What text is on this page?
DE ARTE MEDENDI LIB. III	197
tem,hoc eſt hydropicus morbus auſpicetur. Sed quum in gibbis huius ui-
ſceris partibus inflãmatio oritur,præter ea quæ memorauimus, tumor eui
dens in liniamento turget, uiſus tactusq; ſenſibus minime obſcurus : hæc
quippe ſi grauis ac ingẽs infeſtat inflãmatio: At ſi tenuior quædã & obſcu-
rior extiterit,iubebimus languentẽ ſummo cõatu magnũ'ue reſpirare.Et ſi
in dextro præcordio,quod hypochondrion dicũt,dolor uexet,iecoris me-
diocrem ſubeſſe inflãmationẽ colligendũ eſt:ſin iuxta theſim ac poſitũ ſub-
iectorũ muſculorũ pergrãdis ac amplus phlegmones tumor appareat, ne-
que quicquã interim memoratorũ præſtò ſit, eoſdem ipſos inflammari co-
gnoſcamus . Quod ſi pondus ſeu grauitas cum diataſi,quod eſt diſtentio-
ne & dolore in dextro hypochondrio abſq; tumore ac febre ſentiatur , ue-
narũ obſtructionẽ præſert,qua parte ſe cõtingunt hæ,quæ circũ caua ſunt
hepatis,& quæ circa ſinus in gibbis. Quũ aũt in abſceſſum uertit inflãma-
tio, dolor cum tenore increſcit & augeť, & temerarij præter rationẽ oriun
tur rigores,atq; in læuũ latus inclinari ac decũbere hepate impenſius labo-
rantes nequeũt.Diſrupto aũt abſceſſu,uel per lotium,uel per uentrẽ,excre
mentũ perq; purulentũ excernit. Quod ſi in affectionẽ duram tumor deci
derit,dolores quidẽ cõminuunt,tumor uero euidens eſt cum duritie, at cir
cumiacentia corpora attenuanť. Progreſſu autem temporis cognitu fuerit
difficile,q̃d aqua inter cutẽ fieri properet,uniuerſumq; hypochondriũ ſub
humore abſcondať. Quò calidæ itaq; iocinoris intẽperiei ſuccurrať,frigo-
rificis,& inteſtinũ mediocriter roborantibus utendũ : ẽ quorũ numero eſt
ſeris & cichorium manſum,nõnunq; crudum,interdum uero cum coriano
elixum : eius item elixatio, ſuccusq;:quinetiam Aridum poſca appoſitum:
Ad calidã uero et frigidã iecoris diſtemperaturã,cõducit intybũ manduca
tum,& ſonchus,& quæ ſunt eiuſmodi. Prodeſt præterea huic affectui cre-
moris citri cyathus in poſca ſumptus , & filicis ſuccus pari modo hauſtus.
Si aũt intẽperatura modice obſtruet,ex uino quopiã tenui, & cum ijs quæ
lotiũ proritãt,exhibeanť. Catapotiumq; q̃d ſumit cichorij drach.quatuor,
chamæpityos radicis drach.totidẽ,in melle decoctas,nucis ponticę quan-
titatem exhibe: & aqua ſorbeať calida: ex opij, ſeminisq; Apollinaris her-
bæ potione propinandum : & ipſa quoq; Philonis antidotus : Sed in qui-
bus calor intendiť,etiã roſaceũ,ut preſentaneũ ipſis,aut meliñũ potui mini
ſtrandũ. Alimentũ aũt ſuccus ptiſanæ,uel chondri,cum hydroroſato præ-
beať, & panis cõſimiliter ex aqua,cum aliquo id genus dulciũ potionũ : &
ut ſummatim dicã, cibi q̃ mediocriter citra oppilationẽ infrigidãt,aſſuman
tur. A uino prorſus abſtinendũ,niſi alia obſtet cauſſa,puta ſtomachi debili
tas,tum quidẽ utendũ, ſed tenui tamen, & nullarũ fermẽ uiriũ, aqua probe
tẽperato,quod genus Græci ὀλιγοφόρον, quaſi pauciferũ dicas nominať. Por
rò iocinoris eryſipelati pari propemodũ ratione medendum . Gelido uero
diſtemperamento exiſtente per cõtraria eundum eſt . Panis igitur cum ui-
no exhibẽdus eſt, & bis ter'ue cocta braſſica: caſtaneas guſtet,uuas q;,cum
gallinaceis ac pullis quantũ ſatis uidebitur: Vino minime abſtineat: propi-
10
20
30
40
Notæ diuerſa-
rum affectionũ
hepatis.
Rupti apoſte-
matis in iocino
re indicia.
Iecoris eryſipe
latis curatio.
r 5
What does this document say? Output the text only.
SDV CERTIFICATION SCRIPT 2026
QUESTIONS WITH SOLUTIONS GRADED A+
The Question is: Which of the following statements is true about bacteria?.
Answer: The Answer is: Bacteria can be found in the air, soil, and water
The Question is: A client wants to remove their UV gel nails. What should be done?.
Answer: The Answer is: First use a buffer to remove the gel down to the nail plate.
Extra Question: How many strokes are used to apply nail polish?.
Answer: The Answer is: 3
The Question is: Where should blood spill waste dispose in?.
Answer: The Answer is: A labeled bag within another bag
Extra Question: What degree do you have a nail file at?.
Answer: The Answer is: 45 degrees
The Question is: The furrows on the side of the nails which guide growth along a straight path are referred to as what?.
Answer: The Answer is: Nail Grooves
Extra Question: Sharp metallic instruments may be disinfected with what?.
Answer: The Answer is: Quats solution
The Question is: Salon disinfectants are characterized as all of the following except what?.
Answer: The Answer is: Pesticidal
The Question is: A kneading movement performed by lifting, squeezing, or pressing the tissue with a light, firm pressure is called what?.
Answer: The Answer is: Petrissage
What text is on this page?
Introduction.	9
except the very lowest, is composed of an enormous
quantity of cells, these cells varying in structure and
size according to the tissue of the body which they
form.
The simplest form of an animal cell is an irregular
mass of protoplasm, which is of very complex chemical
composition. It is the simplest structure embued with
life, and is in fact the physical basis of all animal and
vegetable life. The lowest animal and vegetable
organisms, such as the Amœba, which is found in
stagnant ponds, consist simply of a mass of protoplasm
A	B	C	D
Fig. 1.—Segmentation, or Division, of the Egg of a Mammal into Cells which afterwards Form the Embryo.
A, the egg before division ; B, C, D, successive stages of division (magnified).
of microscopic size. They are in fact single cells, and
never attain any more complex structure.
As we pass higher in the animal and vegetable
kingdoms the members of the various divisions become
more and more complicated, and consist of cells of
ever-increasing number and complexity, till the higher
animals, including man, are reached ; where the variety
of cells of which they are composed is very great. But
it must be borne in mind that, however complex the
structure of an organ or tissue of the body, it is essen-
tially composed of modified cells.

**PROBLEM TO WORK ON**
An exact reproduction of the data is required. Leave nothing out.

**RESPONSE BOX**
What text is on this page?
DE ARTE MEDENDI LIB. III	197
tem,hoc eſt hydropicus morbus auſpicetur. Sed quum in gibbis huius ui-
ſceris partibus inflãmatio oritur,præter ea quæ memorauimus, tumor eui
dens in liniamento turget, uiſus tactusq; ſenſibus minime obſcurus : hæc
quippe ſi grauis ac ingẽs infeſtat inflãmatio: At ſi tenuior quædã & obſcu-
rior extiterit,iubebimus languentẽ ſummo cõatu magnũ'ue reſpirare.Et ſi
in dextro præcordio,quod hypochondrion dicũt,dolor uexet,iecoris me-
diocrem ſubeſſe inflãmationẽ colligendũ eſt:ſin iuxta theſim ac poſitũ ſub-
iectorũ muſculorũ pergrãdis ac amplus phlegmones tumor appareat, ne-
que quicquã interim memoratorũ præſtò ſit, eoſdem ipſos inflammari co-
gnoſcamus . Quod ſi pondus ſeu grauitas cum diataſi,quod eſt diſtentio-
ne & dolore in dextro hypochondrio abſq; tumore ac febre ſentiatur , ue-
narũ obſtructionẽ præſert,qua parte ſe cõtingunt hæ,quæ circũ caua ſunt
hepatis,& quæ circa ſinus in gibbis. Quũ aũt in abſceſſum uertit inflãma-
tio, dolor cum tenore increſcit & augeť, & temerarij præter rationẽ oriun
tur rigores,atq; in læuũ latus inclinari ac decũbere hepate impenſius labo-
rantes nequeũt.Diſrupto aũt abſceſſu,uel per lotium,uel per uentrẽ,excre
mentũ perq; purulentũ excernit. Quod ſi in affectionẽ duram tumor deci
derit,dolores quidẽ cõminuunt,tumor uero euidens eſt cum duritie, at cir
cumiacentia corpora attenuanť. Progreſſu autem temporis cognitu fuerit
difficile,q̃d aqua inter cutẽ fieri properet,uniuerſumq; hypochondriũ ſub
humore abſcondať. Quò calidæ itaq; iocinoris intẽperiei ſuccurrať,frigo-
rificis,& inteſtinũ mediocriter roborantibus utendũ : ẽ quorũ numero eſt
ſeris & cichorium manſum,nõnunq; crudum,interdum uero cum coriano
elixum : eius item elixatio, ſuccusq;:quinetiam Aridum poſca appoſitum:
Ad calidã uero et frigidã iecoris diſtemperaturã,cõducit intybũ manduca
tum,& ſonchus,& quæ ſunt eiuſmodi. Prodeſt præterea huic affectui cre-
moris citri cyathus in poſca ſumptus , & filicis ſuccus pari modo hauſtus.
Si aũt intẽperatura modice obſtruet,ex uino quopiã tenui, & cum ijs quæ
lotiũ proritãt,exhibeanť. Catapotiumq; q̃d ſumit cichorij drach.quatuor,
chamæpityos radicis drach.totidẽ,in melle decoctas,nucis ponticę quan-
titatem exhibe: & aqua ſorbeať calida: ex opij, ſeminisq; Apollinaris her-
bæ potione propinandum : & ipſa quoq; Philonis antidotus : Sed in qui-
bus calor intendiť,etiã roſaceũ,ut preſentaneũ ipſis,aut meliñũ potui mini
ſtrandũ. Alimentũ aũt ſuccus ptiſanæ,uel chondri,cum hydroroſato præ-
beať, & panis cõſimiliter ex aqua,cum aliquo id genus dulciũ potionũ : &
ut ſummatim dicã, cibi q̃ mediocriter citra oppilationẽ infrigidãt,aſſuman
tur. A uino prorſus abſtinendũ,niſi alia obſtet cauſſa,puta ſtomachi debili
tas,tum quidẽ utendũ, ſed tenui tamen, & nullarũ fermẽ uiriũ, aqua probe
tẽperato,quod genus Græci ὀλιγοφόρον, quaſi pauciferũ dicas nominať. Por
rò iocinoris eryſipelati pari propemodũ ratione medendum . Gelido uero
diſtemperamento exiſtente per cõtraria eundum eſt . Panis igitur cum ui-
no exhibẽdus eſt, & bis ter'ue cocta braſſica: caſtaneas guſtet,uuas q;,cum
gallinaceis ac pullis quantũ ſatis uidebitur: Vino minime abſtineat: propi-
10
20
30
40
Notæ diuerſa-
rum affectionũ
hepatis.
Rupti apoſte-
matis in iocino
re indicia.
Iecoris eryſipe
latis curatio.
r 5
What does this document say? Output the text only.
SDV CERTIFICATION SCRIPT 2026
QUESTIONS WITH SOLUTIONS GRADED A+
The Question is: Which of the following statements is true about bacteria?.
Answer: The Answer is: Bacteria can be found in the air, soil, and water
The Question is: A client wants to remove their UV gel nails. What should be done?.
Answer: The Answer is: First use a buffer to remove the gel down to the nail plate.
Extra Question: How many strokes are used to apply nail polish?.
Answer: The Answer is: 3
The Question is: Where should blood spill waste dispose in?.
Answer: The Answer is: A labeled bag within another bag
Extra Question: What degree do you have a nail file at?.
Answer: The Answer is: 45 degrees
The Question is: The furrows on the side of the nails which guide growth along a straight path are referred to as what?.
Answer: The Answer is: Nail Grooves
Extra Question: Sharp metallic instruments may be disinfected with what?.
Answer: The Answer is: Quats solution
The Question is: Salon disinfectants are characterized as all of the following except what?.
Answer: The Answer is: Pesticidal
The Question is: A kneading movement performed by lifting, squeezing, or pressing the tissue with a light, firm pressure is called what?.
Answer: The Answer is: Petrissage
What text is on this page?
Introduction.	9
except the very lowest, is composed of an enormous
quantity of cells, these cells varying in structure and
size according to the tissue of the body which they
form.
The simplest form of an animal cell is an irregular
mass of protoplasm, which is of very complex chemical
composition. It is the simplest structure embued with
life, and is in fact the physical basis of all animal and
vegetable life. The lowest animal and vegetable
organisms, such as the Amœba, which is found in
stagnant ponds, consist simply of a mass of protoplasm
A	B	C	D
Fig. 1.—Segmentation, or Division, of the Egg of a Mammal into Cells which afterwards Form the Embryo.
A, the egg before division ; B, C, D, successive stages of division (magnified).
of microscopic size. They are in fact single cells, and
never attain any more complex structure.
As we pass higher in the animal and vegetable
kingdoms the members of the various divisions become
more and more complicated, and consist of cells of
ever-increasing number and complexity, till the higher
animals, including man, are reached ; where the variety
of cells of which they are composed is very great. But
it must be borne in mind that, however complex the
structure of an organ or tissue of the body, it is essen-
tially composed of modified cells.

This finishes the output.